TO BE DONE →
Locate the line that contains "Convert this screenshot". Retype it and every line after it to the end of the records, exactly, but not the pictures.

==== ENTRIES PROVIDED

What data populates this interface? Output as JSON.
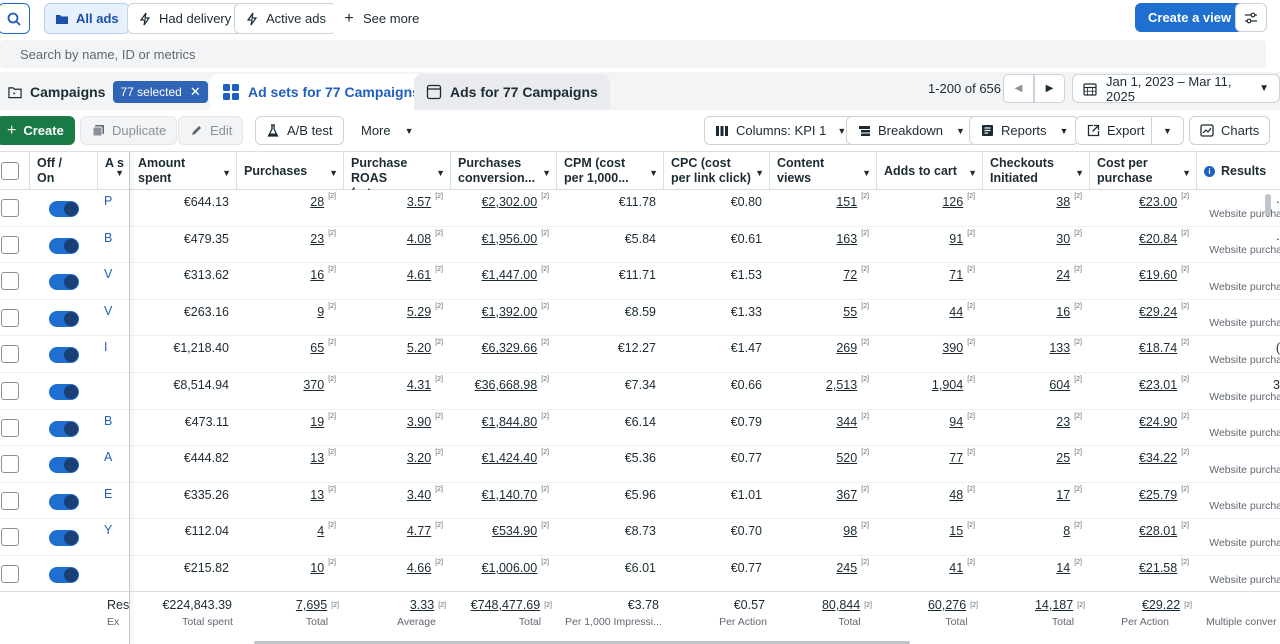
{
  "toolbar": {
    "all_ads": "All ads",
    "had_delivery": "Had delivery",
    "active_ads": "Active ads",
    "see_more": "See more",
    "create_view": "Create a view",
    "icons": {
      "search": "search-icon",
      "folder": "folder-icon",
      "bolt": "bolt-icon",
      "plus": "plus-icon",
      "settings": "settings-sliders-icon"
    }
  },
  "search": {
    "placeholder": "Search by name, ID or metrics"
  },
  "tabs": {
    "campaigns": "Campaigns",
    "selected_chip": "77 selected",
    "ad_sets": "Ad sets for 77 Campaigns",
    "ads": "Ads for 77 Campaigns"
  },
  "pagination": {
    "range": "1-200 of 656"
  },
  "date_range": "Jan 1, 2023 – Mar 11, 2025",
  "actions": {
    "create": "Create",
    "duplicate": "Duplicate",
    "edit": "Edit",
    "ab_test": "A/B test",
    "more": "More",
    "columns": "Columns: KPI 1",
    "breakdown": "Breakdown",
    "reports": "Reports",
    "export": "Export",
    "charts": "Charts"
  },
  "columns": {
    "off_on": "Off / On",
    "name_stub": "A s",
    "amount_spent": "Amount spent",
    "purchases": "Purchases",
    "roas": "Purchase ROAS (retur...",
    "purch_conv": "Purchases conversion...",
    "cpm": "CPM (cost per 1,000...",
    "cpc": "CPC (cost per link click)",
    "content_views": "Content views",
    "adds_to_cart": "Adds to cart",
    "checkouts": "Checkouts Initiated",
    "cost_per_purchase": "Cost per purchase",
    "results": "Results"
  },
  "sup": "[2]",
  "result_sub": "Website purcha",
  "rows": [
    {
      "name": "P",
      "spent": "€644.13",
      "purchases": "28",
      "roas": "3.57",
      "conv": "€2,302.00",
      "cpm": "€11.78",
      "cpc": "€0.80",
      "views": "151",
      "cart": "126",
      "checkouts": "38",
      "cpp": "€23.00",
      "result_edge": "·"
    },
    {
      "name": "B",
      "spent": "€479.35",
      "purchases": "23",
      "roas": "4.08",
      "conv": "€1,956.00",
      "cpm": "€5.84",
      "cpc": "€0.61",
      "views": "163",
      "cart": "91",
      "checkouts": "30",
      "cpp": "€20.84",
      "result_edge": "·"
    },
    {
      "name": "V",
      "spent": "€313.62",
      "purchases": "16",
      "roas": "4.61",
      "conv": "€1,447.00",
      "cpm": "€11.71",
      "cpc": "€1.53",
      "views": "72",
      "cart": "71",
      "checkouts": "24",
      "cpp": "€19.60",
      "result_edge": ""
    },
    {
      "name": "V",
      "spent": "€263.16",
      "purchases": "9",
      "roas": "5.29",
      "conv": "€1,392.00",
      "cpm": "€8.59",
      "cpc": "€1.33",
      "views": "55",
      "cart": "44",
      "checkouts": "16",
      "cpp": "€29.24",
      "result_edge": ""
    },
    {
      "name": "I",
      "spent": "€1,218.40",
      "purchases": "65",
      "roas": "5.20",
      "conv": "€6,329.66",
      "cpm": "€12.27",
      "cpc": "€1.47",
      "views": "269",
      "cart": "390",
      "checkouts": "133",
      "cpp": "€18.74",
      "result_edge": "("
    },
    {
      "name": "",
      "spent": "€8,514.94",
      "purchases": "370",
      "roas": "4.31",
      "conv": "€36,668.98",
      "cpm": "€7.34",
      "cpc": "€0.66",
      "views": "2,513",
      "cart": "1,904",
      "checkouts": "604",
      "cpp": "€23.01",
      "result_edge": "3"
    },
    {
      "name": "B",
      "spent": "€473.11",
      "purchases": "19",
      "roas": "3.90",
      "conv": "€1,844.80",
      "cpm": "€6.14",
      "cpc": "€0.79",
      "views": "344",
      "cart": "94",
      "checkouts": "23",
      "cpp": "€24.90",
      "result_edge": ""
    },
    {
      "name": "A",
      "spent": "€444.82",
      "purchases": "13",
      "roas": "3.20",
      "conv": "€1,424.40",
      "cpm": "€5.36",
      "cpc": "€0.77",
      "views": "520",
      "cart": "77",
      "checkouts": "25",
      "cpp": "€34.22",
      "result_edge": ""
    },
    {
      "name": "E",
      "spent": "€335.26",
      "purchases": "13",
      "roas": "3.40",
      "conv": "€1,140.70",
      "cpm": "€5.96",
      "cpc": "€1.01",
      "views": "367",
      "cart": "48",
      "checkouts": "17",
      "cpp": "€25.79",
      "result_edge": ""
    },
    {
      "name": "Y",
      "spent": "€112.04",
      "purchases": "4",
      "roas": "4.77",
      "conv": "€534.90",
      "cpm": "€8.73",
      "cpc": "€0.70",
      "views": "98",
      "cart": "15",
      "checkouts": "8",
      "cpp": "€28.01",
      "result_edge": ""
    },
    {
      "name": "",
      "spent": "€215.82",
      "purchases": "10",
      "roas": "4.66",
      "conv": "€1,006.00",
      "cpm": "€6.01",
      "cpc": "€0.77",
      "views": "245",
      "cart": "41",
      "checkouts": "14",
      "cpp": "€21.58",
      "result_edge": ""
    }
  ],
  "totals": {
    "name_top": "Res",
    "name_sub": "Ex",
    "spent": "€224,843.39",
    "spent_label": "Total spent",
    "purchases": "7,695",
    "purchases_label": "Total",
    "roas": "3.33",
    "roas_label": "Average",
    "conv": "€748,477.69",
    "conv_label": "Total",
    "cpm": "€3.78",
    "cpm_label": "Per 1,000 Impressi...",
    "cpc": "€0.57",
    "cpc_label": "Per Action",
    "views": "80,844",
    "views_label": "Total",
    "cart": "60,276",
    "cart_label": "Total",
    "checkouts": "14,187",
    "checkouts_label": "Total",
    "cpp": "€29.22",
    "cpp_label": "Per Action",
    "results_label": "Multiple conver"
  },
  "colors": {
    "primary": "#1f6fd1",
    "create_green": "#1a7a45",
    "chip": "#2f64b6",
    "link": "#1f5fbf"
  }
}
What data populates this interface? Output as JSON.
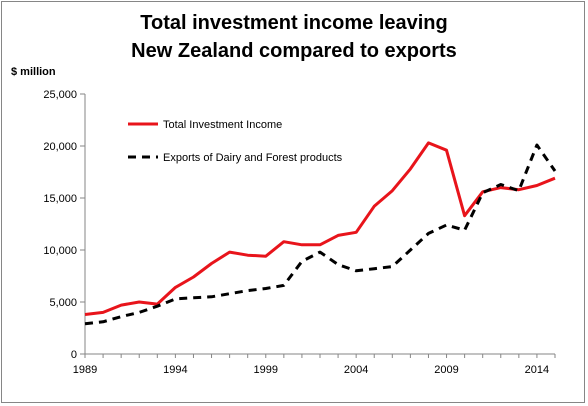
{
  "title_lines": [
    "Total investment income leaving",
    "New Zealand compared to exports"
  ],
  "chart_data": {
    "type": "line",
    "title": "Total investment income leaving New Zealand compared to exports",
    "ylabel": "$ million",
    "xlabel": "",
    "ylim": [
      0,
      25000
    ],
    "yticks": [
      0,
      5000,
      10000,
      15000,
      20000,
      25000
    ],
    "ytick_labels": [
      "0",
      "5,000",
      "10,000",
      "15,000",
      "20,000",
      "25,000"
    ],
    "xlim": [
      1989,
      2015
    ],
    "xticks": [
      1989,
      1994,
      1999,
      2004,
      2009,
      2014
    ],
    "xtick_labels": [
      "1989",
      "1994",
      "1999",
      "2004",
      "2009",
      "2014"
    ],
    "grid": "none",
    "legend_position": "upper-left inside plot",
    "x": [
      1989,
      1990,
      1991,
      1992,
      1993,
      1994,
      1995,
      1996,
      1997,
      1998,
      1999,
      2000,
      2001,
      2002,
      2003,
      2004,
      2005,
      2006,
      2007,
      2008,
      2009,
      2010,
      2011,
      2012,
      2013,
      2014,
      2015
    ],
    "series": [
      {
        "name": "Total Investment Income",
        "color": "#e8141b",
        "style": "solid",
        "values": [
          3800,
          4000,
          4700,
          5000,
          4800,
          6400,
          7400,
          8700,
          9800,
          9500,
          9400,
          10800,
          10500,
          10500,
          11400,
          11700,
          14200,
          15700,
          17800,
          20300,
          19600,
          13300,
          15600,
          16000,
          15800,
          16200,
          16900
        ]
      },
      {
        "name": "Exports of Dairy and Forest products",
        "color": "#000000",
        "style": "dashed",
        "values": [
          2900,
          3100,
          3600,
          4000,
          4600,
          5300,
          5400,
          5500,
          5800,
          6100,
          6300,
          6600,
          8900,
          9800,
          8600,
          8000,
          8200,
          8400,
          10000,
          11600,
          12400,
          11900,
          15500,
          16300,
          15700,
          20100,
          17600
        ]
      }
    ]
  }
}
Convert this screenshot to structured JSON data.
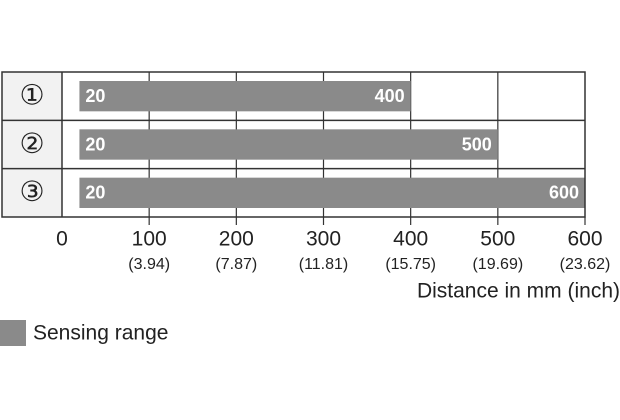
{
  "chart_data": {
    "type": "range-bar",
    "categories": [
      "①",
      "②",
      "③"
    ],
    "series": [
      {
        "name": "Sensing range",
        "color": "#8a8a8a",
        "low": [
          20,
          20,
          20
        ],
        "values": [
          400,
          500,
          600
        ]
      }
    ],
    "xlim": [
      0,
      600
    ],
    "xticks": [
      0,
      100,
      200,
      300,
      400,
      500,
      600
    ],
    "xtick_inch_labels": [
      null,
      "(3.94)",
      "(7.87)",
      "(11.81)",
      "(15.75)",
      "(19.69)",
      "(23.62)"
    ],
    "xlabel": "Distance in mm (inch)",
    "grid": true
  }
}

========

TASK RESULT →
Convert this screenshot to structured JSON data.
{
  "chart_data": {
    "type": "range-bar",
    "categories": [
      "①",
      "②",
      "③"
    ],
    "series": [
      {
        "name": "Sensing range",
        "color": "#8a8a8a",
        "low": [
          20,
          20,
          20
        ],
        "values": [
          400,
          500,
          600
        ]
      }
    ],
    "xlim": [
      0,
      600
    ],
    "xticks": [
      0,
      100,
      200,
      300,
      400,
      500,
      600
    ],
    "xtick_inch_labels": [
      null,
      "(3.94)",
      "(7.87)",
      "(11.81)",
      "(15.75)",
      "(19.69)",
      "(23.62)"
    ],
    "xlabel": "Distance in mm (inch)",
    "grid": true
  }
}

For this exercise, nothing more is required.